Set exercise — Among the entries that follow, tally the lines with the string "حدثنا". Give no more than the number.

Raw records —
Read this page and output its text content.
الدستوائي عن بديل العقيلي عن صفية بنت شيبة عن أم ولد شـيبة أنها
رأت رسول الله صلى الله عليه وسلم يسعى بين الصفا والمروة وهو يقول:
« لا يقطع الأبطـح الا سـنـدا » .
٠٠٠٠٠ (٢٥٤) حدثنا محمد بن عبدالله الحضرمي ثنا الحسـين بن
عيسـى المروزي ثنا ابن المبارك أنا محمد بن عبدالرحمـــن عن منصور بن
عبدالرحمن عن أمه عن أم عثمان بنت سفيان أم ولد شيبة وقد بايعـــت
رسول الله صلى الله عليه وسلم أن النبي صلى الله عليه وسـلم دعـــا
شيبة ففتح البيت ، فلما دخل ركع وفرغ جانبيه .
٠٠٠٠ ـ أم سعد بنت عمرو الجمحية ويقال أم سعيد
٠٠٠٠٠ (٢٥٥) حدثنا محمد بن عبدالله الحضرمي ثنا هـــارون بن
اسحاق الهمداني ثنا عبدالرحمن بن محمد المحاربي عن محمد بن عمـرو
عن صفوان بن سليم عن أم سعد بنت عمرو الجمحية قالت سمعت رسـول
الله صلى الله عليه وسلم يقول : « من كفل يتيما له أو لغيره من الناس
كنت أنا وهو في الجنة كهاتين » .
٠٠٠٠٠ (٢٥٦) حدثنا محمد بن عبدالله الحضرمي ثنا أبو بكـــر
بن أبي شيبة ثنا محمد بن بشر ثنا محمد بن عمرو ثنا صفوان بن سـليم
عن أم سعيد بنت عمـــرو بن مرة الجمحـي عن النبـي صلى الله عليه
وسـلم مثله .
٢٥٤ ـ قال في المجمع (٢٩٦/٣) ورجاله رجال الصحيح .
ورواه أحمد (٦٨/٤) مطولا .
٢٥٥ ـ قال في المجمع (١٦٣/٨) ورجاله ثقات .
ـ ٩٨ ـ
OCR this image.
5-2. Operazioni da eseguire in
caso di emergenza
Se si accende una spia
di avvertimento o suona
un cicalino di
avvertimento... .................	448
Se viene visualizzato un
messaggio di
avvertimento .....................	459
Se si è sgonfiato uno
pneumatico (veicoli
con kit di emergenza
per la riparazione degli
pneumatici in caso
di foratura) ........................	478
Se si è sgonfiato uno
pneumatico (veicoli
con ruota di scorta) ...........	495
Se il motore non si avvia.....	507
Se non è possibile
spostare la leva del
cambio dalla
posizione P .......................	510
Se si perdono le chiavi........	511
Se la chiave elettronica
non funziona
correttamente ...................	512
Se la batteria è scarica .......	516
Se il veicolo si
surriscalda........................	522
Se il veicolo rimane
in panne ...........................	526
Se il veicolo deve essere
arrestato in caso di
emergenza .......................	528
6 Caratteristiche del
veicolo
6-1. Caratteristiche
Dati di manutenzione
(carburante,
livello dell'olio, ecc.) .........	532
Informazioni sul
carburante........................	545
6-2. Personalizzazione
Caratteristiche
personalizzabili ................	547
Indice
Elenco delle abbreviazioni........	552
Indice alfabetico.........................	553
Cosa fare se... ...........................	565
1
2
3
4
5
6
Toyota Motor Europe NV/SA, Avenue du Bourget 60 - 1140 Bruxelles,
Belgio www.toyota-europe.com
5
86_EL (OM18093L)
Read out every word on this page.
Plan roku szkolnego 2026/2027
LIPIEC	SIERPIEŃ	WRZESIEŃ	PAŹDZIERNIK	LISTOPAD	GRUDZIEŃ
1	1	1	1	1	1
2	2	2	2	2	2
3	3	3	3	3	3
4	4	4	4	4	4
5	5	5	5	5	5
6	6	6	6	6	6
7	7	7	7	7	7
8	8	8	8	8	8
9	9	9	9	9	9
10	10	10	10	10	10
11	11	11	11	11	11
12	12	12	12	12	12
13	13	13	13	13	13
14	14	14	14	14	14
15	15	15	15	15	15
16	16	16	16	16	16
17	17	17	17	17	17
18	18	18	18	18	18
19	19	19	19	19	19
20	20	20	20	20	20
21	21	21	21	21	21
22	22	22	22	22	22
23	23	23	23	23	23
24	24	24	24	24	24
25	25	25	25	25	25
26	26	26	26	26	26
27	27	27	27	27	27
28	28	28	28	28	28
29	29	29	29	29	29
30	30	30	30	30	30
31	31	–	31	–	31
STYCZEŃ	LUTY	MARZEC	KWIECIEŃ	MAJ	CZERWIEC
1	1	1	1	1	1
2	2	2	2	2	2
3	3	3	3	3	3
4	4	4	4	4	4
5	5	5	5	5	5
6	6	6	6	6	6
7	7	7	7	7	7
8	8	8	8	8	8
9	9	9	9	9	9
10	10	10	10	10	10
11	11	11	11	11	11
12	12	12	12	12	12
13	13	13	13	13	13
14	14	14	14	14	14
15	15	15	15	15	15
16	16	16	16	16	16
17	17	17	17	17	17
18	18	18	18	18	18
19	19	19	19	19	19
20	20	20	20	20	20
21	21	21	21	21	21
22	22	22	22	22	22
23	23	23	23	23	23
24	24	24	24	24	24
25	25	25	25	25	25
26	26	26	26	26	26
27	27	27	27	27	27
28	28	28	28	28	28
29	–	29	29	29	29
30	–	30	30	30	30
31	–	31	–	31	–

Solution to the exercise — 3